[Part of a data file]

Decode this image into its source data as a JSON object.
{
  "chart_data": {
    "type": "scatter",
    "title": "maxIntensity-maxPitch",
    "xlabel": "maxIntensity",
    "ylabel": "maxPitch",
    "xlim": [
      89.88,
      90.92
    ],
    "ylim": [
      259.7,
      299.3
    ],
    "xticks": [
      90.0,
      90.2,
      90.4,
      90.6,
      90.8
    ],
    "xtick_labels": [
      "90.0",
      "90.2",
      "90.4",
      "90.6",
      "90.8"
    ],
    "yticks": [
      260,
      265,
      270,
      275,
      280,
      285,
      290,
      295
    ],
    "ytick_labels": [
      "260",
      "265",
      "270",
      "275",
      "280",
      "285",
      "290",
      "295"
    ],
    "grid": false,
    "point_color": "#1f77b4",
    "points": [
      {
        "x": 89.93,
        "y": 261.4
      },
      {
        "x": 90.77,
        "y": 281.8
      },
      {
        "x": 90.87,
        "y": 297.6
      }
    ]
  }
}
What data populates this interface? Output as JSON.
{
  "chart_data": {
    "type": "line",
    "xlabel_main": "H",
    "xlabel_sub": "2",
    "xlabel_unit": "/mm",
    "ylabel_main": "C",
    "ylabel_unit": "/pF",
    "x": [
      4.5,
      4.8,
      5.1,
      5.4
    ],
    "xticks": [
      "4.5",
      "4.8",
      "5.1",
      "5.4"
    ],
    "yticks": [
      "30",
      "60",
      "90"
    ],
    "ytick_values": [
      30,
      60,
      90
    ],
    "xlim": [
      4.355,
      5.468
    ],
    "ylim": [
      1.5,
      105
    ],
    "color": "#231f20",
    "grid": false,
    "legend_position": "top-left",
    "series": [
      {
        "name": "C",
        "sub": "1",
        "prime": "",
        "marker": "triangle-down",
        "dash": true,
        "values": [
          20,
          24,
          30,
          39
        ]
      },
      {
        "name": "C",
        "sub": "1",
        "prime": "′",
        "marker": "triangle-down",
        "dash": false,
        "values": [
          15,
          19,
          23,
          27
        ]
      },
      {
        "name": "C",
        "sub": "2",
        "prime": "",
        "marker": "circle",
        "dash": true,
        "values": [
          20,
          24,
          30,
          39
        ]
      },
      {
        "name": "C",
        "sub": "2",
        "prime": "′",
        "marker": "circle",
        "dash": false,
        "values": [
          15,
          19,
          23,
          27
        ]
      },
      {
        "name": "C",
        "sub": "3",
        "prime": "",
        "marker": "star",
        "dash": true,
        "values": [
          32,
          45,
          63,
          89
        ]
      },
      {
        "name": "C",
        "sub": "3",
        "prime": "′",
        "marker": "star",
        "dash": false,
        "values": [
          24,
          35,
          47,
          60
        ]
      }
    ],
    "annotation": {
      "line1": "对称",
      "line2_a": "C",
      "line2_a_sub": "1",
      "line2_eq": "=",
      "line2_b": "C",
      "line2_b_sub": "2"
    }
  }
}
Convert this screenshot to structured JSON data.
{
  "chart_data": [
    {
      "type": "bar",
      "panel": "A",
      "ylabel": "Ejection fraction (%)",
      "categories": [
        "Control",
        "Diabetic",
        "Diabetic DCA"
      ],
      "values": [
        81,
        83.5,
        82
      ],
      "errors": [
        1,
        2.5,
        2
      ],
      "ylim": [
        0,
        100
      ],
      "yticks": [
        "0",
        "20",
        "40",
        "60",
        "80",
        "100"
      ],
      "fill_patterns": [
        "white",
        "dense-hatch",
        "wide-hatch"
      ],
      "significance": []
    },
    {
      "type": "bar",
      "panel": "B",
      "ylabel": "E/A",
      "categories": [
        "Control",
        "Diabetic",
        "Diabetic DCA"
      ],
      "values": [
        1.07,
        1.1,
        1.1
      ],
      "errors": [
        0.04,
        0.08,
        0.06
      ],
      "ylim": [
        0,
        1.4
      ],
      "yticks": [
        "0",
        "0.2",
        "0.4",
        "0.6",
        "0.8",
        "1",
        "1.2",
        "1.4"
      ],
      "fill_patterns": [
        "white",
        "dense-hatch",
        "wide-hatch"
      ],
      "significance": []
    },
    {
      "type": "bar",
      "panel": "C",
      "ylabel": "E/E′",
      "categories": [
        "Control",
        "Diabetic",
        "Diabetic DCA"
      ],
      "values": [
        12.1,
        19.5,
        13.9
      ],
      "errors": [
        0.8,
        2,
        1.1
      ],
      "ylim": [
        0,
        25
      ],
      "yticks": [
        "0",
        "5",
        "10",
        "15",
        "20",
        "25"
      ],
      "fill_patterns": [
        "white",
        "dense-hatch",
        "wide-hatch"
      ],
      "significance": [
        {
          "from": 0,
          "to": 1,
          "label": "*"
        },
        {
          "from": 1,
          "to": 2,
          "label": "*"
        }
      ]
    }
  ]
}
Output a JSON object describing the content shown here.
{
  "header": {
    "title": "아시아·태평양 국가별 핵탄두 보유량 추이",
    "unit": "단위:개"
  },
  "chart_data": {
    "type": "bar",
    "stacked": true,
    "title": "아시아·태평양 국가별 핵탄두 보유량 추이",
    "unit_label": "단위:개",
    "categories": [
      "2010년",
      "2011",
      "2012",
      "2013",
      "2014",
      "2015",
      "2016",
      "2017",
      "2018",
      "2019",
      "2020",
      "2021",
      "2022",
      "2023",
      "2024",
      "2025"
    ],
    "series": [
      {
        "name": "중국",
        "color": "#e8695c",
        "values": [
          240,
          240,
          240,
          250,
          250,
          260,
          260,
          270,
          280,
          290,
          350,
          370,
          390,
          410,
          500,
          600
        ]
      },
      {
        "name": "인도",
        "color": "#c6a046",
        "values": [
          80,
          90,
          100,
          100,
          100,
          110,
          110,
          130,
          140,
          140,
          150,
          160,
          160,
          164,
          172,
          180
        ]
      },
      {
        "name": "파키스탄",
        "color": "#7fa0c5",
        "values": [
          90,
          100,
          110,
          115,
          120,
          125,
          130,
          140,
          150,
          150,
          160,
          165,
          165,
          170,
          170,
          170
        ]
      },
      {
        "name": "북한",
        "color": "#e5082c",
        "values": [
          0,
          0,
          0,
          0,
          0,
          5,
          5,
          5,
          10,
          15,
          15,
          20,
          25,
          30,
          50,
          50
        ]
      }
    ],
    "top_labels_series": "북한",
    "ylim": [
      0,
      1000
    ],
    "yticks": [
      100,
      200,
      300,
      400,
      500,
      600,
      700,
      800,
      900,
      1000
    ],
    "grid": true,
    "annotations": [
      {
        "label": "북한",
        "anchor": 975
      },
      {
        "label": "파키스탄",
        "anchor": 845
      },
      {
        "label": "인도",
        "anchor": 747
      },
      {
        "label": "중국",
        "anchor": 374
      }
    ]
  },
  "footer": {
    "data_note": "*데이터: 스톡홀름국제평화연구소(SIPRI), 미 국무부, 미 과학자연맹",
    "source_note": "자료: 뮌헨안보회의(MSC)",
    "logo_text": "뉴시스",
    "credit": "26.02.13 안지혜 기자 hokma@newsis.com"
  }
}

What you have to do =>
Everything in the listing above should be restated exactly.

Response =>
Decode this image into its source data as a JSON object.
{
  "chart_data": {
    "type": "scatter",
    "title": "maxIntensity-maxPitch",
    "xlabel": "maxIntensity",
    "ylabel": "maxPitch",
    "xlim": [
      89.88,
      90.92
    ],
    "ylim": [
      259.7,
      299.3
    ],
    "xticks": [
      90.0,
      90.2,
      90.4,
      90.6,
      90.8
    ],
    "xtick_labels": [
      "90.0",
      "90.2",
      "90.4",
      "90.6",
      "90.8"
    ],
    "yticks": [
      260,
      265,
      270,
      275,
      280,
      285,
      290,
      295
    ],
    "ytick_labels": [
      "260",
      "265",
      "270",
      "275",
      "280",
      "285",
      "290",
      "295"
    ],
    "grid": false,
    "point_color": "#1f77b4",
    "points": [
      {
        "x": 89.93,
        "y": 261.4
      },
      {
        "x": 90.77,
        "y": 281.8
      },
      {
        "x": 90.87,
        "y": 297.6
      }
    ]
  }
}
What data populates this interface? Output as JSON.
{
  "chart_data": {
    "type": "line",
    "xlabel_main": "H",
    "xlabel_sub": "2",
    "xlabel_unit": "/mm",
    "ylabel_main": "C",
    "ylabel_unit": "/pF",
    "x": [
      4.5,
      4.8,
      5.1,
      5.4
    ],
    "xticks": [
      "4.5",
      "4.8",
      "5.1",
      "5.4"
    ],
    "yticks": [
      "30",
      "60",
      "90"
    ],
    "ytick_values": [
      30,
      60,
      90
    ],
    "xlim": [
      4.355,
      5.468
    ],
    "ylim": [
      1.5,
      105
    ],
    "color": "#231f20",
    "grid": false,
    "legend_position": "top-left",
    "series": [
      {
        "name": "C",
        "sub": "1",
        "prime": "",
        "marker": "triangle-down",
        "dash": true,
        "values": [
          20,
          24,
          30,
          39
        ]
      },
      {
        "name": "C",
        "sub": "1",
        "prime": "′",
        "marker": "triangle-down",
        "dash": false,
        "values": [
          15,
          19,
          23,
          27
        ]
      },
      {
        "name": "C",
        "sub": "2",
        "prime": "",
        "marker": "circle",
        "dash": true,
        "values": [
          20,
          24,
          30,
          39
        ]
      },
      {
        "name": "C",
        "sub": "2",
        "prime": "′",
        "marker": "circle",
        "dash": false,
        "values": [
          15,
          19,
          23,
          27
        ]
      },
      {
        "name": "C",
        "sub": "3",
        "prime": "",
        "marker": "star",
        "dash": true,
        "values": [
          32,
          45,
          63,
          89
        ]
      },
      {
        "name": "C",
        "sub": "3",
        "prime": "′",
        "marker": "star",
        "dash": false,
        "values": [
          24,
          35,
          47,
          60
        ]
      }
    ],
    "annotation": {
      "line1": "对称",
      "line2_a": "C",
      "line2_a_sub": "1",
      "line2_eq": "=",
      "line2_b": "C",
      "line2_b_sub": "2"
    }
  }
}
Convert this screenshot to structured JSON data.
{
  "chart_data": [
    {
      "type": "bar",
      "panel": "A",
      "ylabel": "Ejection fraction (%)",
      "categories": [
        "Control",
        "Diabetic",
        "Diabetic DCA"
      ],
      "values": [
        81,
        83.5,
        82
      ],
      "errors": [
        1,
        2.5,
        2
      ],
      "ylim": [
        0,
        100
      ],
      "yticks": [
        "0",
        "20",
        "40",
        "60",
        "80",
        "100"
      ],
      "fill_patterns": [
        "white",
        "dense-hatch",
        "wide-hatch"
      ],
      "significance": []
    },
    {
      "type": "bar",
      "panel": "B",
      "ylabel": "E/A",
      "categories": [
        "Control",
        "Diabetic",
        "Diabetic DCA"
      ],
      "values": [
        1.07,
        1.1,
        1.1
      ],
      "errors": [
        0.04,
        0.08,
        0.06
      ],
      "ylim": [
        0,
        1.4
      ],
      "yticks": [
        "0",
        "0.2",
        "0.4",
        "0.6",
        "0.8",
        "1",
        "1.2",
        "1.4"
      ],
      "fill_patterns": [
        "white",
        "dense-hatch",
        "wide-hatch"
      ],
      "significance": []
    },
    {
      "type": "bar",
      "panel": "C",
      "ylabel": "E/E′",
      "categories": [
        "Control",
        "Diabetic",
        "Diabetic DCA"
      ],
      "values": [
        12.1,
        19.5,
        13.9
      ],
      "errors": [
        0.8,
        2,
        1.1
      ],
      "ylim": [
        0,
        25
      ],
      "yticks": [
        "0",
        "5",
        "10",
        "15",
        "20",
        "25"
      ],
      "fill_patterns": [
        "white",
        "dense-hatch",
        "wide-hatch"
      ],
      "significance": [
        {
          "from": 0,
          "to": 1,
          "label": "*"
        },
        {
          "from": 1,
          "to": 2,
          "label": "*"
        }
      ]
    }
  ]
}
Output a JSON object describing the content shown here.
{
  "header": {
    "title": "아시아·태평양 국가별 핵탄두 보유량 추이",
    "unit": "단위:개"
  },
  "chart_data": {
    "type": "bar",
    "stacked": true,
    "title": "아시아·태평양 국가별 핵탄두 보유량 추이",
    "unit_label": "단위:개",
    "categories": [
      "2010년",
      "2011",
      "2012",
      "2013",
      "2014",
      "2015",
      "2016",
      "2017",
      "2018",
      "2019",
      "2020",
      "2021",
      "2022",
      "2023",
      "2024",
      "2025"
    ],
    "series": [
      {
        "name": "중국",
        "color": "#e8695c",
        "values": [
          240,
          240,
          240,
          250,
          250,
          260,
          260,
          270,
          280,
          290,
          350,
          370,
          390,
          410,
          500,
          600
        ]
      },
      {
        "name": "인도",
        "color": "#c6a046",
        "values": [
          80,
          90,
          100,
          100,
          100,
          110,
          110,
          130,
          140,
          140,
          150,
          160,
          160,
          164,
          172,
          180
        ]
      },
      {
        "name": "파키스탄",
        "color": "#7fa0c5",
        "values": [
          90,
          100,
          110,
          115,
          120,
          125,
          130,
          140,
          150,
          150,
          160,
          165,
          165,
          170,
          170,
          170
        ]
      },
      {
        "name": "북한",
        "color": "#e5082c",
        "values": [
          0,
          0,
          0,
          0,
          0,
          5,
          5,
          5,
          10,
          15,
          15,
          20,
          25,
          30,
          50,
          50
        ]
      }
    ],
    "top_labels_series": "북한",
    "ylim": [
      0,
      1000
    ],
    "yticks": [
      100,
      200,
      300,
      400,
      500,
      600,
      700,
      800,
      900,
      1000
    ],
    "grid": true,
    "annotations": [
      {
        "label": "북한",
        "anchor": 975
      },
      {
        "label": "파키스탄",
        "anchor": 845
      },
      {
        "label": "인도",
        "anchor": 747
      },
      {
        "label": "중국",
        "anchor": 374
      }
    ]
  },
  "footer": {
    "data_note": "*데이터: 스톡홀름국제평화연구소(SIPRI), 미 국무부, 미 과학자연맹",
    "source_note": "자료: 뮌헨안보회의(MSC)",
    "logo_text": "뉴시스",
    "credit": "26.02.13 안지혜 기자 hokma@newsis.com"
  }
}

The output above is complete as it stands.